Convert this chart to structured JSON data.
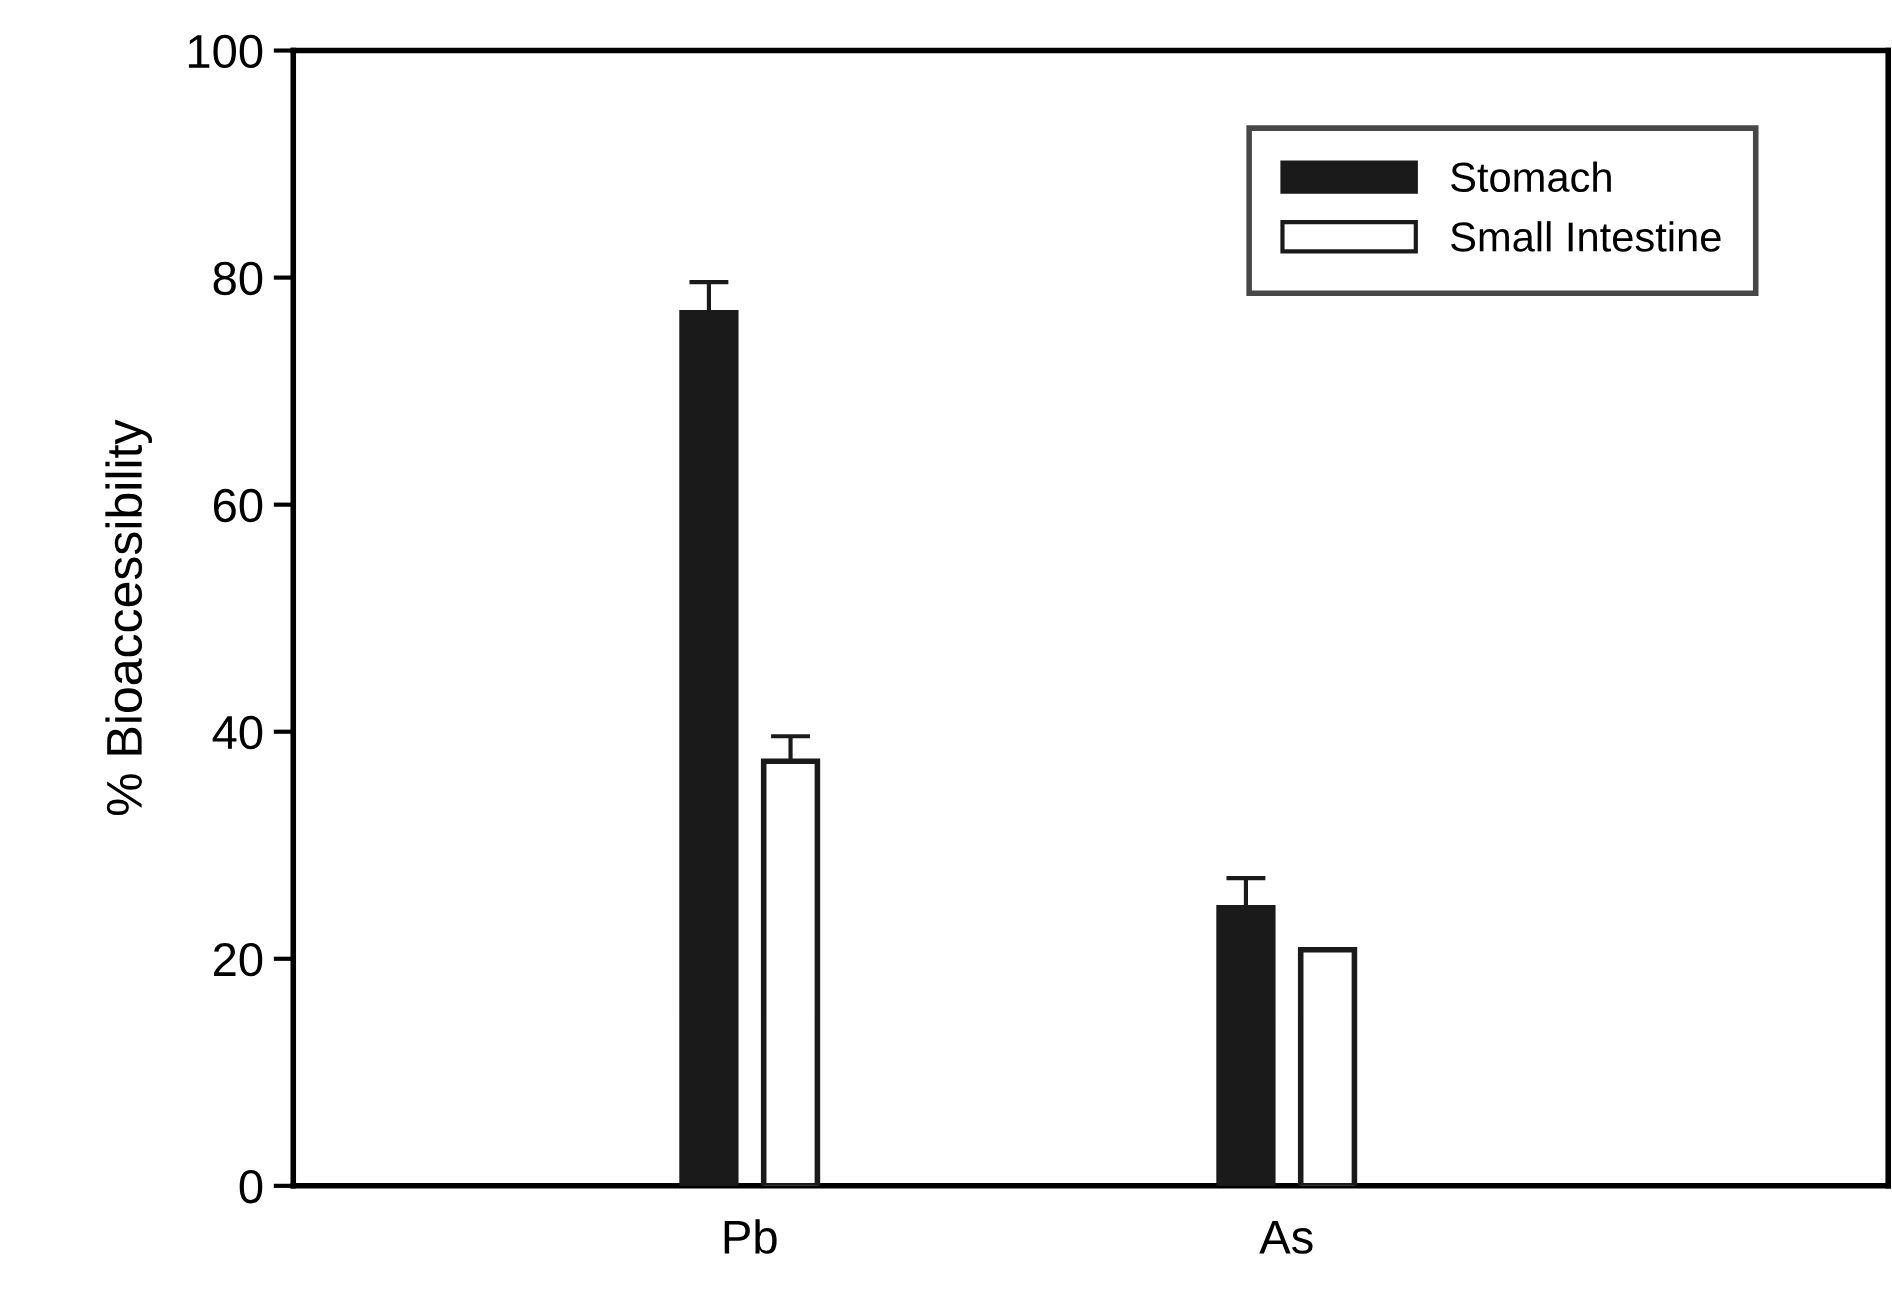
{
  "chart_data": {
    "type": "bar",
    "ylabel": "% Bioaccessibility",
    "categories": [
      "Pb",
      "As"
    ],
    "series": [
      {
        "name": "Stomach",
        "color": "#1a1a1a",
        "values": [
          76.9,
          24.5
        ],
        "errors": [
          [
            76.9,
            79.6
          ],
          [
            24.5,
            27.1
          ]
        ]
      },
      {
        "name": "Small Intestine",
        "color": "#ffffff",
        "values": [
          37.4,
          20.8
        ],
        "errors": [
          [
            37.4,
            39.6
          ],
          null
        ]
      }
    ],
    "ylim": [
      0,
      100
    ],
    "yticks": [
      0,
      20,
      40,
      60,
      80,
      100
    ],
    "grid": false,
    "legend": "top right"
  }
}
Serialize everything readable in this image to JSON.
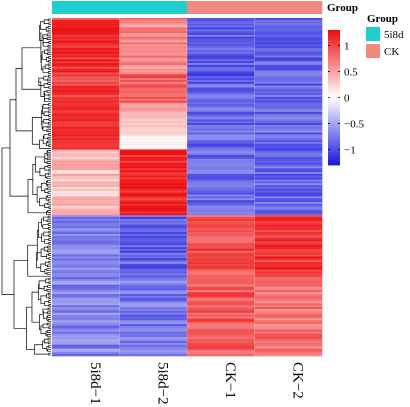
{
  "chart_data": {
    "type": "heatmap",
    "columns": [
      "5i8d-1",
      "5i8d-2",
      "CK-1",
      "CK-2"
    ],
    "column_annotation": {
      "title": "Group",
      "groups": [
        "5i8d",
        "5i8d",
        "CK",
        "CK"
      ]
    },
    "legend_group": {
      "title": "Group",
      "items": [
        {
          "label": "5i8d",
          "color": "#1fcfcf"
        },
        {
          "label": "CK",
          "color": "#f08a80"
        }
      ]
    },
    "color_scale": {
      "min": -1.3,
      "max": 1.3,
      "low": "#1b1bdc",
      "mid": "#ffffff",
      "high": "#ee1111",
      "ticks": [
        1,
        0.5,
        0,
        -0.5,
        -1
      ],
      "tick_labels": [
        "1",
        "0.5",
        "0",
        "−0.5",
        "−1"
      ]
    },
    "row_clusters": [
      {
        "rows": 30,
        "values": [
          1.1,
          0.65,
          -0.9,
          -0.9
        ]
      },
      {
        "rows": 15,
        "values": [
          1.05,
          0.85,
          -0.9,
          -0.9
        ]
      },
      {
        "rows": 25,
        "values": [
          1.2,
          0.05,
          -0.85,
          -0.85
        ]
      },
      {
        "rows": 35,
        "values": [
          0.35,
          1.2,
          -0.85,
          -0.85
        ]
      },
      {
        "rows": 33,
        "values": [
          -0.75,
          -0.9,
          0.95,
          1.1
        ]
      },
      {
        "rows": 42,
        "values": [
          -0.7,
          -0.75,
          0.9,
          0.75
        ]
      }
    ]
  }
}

Set problem
In the listing, find all lines with the string "this" and copy them.

Task answer
Convert this chart to structured JSON data.
Serialize everything readable in this image to JSON.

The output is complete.